• [Requirement] What is the count of lines in the listing below that hold the string "JSON"? Reply with that number alone.

• [Data]
— begin —
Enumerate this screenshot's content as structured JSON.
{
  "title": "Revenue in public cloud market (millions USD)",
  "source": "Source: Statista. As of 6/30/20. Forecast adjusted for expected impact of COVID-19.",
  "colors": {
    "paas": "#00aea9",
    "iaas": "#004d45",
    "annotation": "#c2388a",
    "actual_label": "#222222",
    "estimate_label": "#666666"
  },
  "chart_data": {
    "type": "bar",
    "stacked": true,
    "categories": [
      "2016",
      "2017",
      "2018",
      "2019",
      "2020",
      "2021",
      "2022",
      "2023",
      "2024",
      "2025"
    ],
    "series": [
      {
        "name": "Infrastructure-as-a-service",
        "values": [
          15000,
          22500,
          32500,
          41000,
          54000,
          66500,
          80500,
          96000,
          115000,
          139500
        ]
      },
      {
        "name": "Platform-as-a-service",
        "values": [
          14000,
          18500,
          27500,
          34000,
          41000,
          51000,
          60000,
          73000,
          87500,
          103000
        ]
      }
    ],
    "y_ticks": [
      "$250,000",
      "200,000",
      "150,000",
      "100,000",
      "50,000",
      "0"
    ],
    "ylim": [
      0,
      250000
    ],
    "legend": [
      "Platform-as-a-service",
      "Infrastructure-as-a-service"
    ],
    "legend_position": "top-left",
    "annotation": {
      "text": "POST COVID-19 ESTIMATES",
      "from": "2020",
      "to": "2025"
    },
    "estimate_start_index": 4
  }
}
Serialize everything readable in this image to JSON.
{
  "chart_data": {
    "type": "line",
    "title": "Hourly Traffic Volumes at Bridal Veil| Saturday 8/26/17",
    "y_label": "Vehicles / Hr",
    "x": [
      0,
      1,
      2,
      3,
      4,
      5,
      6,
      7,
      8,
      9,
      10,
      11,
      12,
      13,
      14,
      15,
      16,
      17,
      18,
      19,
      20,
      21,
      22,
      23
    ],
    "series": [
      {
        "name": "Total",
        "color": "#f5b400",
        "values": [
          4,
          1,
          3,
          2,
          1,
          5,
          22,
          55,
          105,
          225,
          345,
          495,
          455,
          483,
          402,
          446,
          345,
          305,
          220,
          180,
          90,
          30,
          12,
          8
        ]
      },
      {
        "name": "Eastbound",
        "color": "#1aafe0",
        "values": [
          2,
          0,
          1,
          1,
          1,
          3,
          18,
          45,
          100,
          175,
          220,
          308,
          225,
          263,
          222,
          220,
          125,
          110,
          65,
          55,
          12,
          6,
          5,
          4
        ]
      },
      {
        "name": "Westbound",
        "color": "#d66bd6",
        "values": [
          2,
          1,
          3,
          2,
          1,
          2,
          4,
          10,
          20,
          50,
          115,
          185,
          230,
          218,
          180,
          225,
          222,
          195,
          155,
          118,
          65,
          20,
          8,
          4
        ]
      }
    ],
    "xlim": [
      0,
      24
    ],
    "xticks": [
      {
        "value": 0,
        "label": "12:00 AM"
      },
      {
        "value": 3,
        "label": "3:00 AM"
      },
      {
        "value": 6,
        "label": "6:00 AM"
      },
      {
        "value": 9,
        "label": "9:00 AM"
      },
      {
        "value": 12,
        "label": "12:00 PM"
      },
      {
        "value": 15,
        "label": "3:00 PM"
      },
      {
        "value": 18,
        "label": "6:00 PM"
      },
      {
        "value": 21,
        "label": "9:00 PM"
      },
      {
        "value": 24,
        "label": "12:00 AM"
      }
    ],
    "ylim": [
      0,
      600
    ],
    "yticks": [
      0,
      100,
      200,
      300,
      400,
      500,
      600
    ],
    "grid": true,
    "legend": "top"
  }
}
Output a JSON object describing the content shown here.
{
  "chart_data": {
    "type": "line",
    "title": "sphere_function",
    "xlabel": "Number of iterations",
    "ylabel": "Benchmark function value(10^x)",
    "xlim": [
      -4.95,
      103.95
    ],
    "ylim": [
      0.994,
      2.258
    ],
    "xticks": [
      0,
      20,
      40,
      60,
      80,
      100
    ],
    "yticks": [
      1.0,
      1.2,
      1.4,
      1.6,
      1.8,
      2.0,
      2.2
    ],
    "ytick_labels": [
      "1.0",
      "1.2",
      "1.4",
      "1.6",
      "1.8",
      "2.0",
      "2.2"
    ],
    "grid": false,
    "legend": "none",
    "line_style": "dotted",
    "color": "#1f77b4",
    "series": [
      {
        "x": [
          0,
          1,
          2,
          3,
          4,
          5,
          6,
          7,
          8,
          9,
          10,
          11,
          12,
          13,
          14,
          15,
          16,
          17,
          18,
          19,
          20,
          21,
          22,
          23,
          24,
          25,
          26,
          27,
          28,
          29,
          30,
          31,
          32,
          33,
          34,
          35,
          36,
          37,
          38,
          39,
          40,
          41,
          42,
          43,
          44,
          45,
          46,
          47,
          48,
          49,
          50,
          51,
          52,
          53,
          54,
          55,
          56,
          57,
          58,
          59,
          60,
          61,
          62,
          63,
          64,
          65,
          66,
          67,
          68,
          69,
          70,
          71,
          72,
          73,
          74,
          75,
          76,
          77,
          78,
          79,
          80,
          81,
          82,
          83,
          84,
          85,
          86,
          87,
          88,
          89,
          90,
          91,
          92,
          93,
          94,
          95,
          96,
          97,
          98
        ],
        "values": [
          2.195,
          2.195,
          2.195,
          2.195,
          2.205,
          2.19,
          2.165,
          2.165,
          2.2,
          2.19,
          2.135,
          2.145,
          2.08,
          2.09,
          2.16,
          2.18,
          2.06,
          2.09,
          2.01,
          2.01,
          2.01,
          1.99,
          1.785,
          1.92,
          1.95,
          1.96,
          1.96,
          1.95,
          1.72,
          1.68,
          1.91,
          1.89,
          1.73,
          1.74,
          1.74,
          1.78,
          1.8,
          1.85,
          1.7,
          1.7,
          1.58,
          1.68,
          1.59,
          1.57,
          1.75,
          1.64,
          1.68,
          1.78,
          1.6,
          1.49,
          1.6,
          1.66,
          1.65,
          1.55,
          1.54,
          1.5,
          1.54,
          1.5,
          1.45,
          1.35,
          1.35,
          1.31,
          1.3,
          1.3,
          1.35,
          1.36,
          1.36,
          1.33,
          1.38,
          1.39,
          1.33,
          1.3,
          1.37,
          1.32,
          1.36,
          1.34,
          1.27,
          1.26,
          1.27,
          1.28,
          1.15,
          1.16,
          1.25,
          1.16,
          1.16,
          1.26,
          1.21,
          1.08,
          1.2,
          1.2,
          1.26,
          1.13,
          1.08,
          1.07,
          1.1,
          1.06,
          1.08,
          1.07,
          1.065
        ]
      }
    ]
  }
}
— end —
• [Solution] 3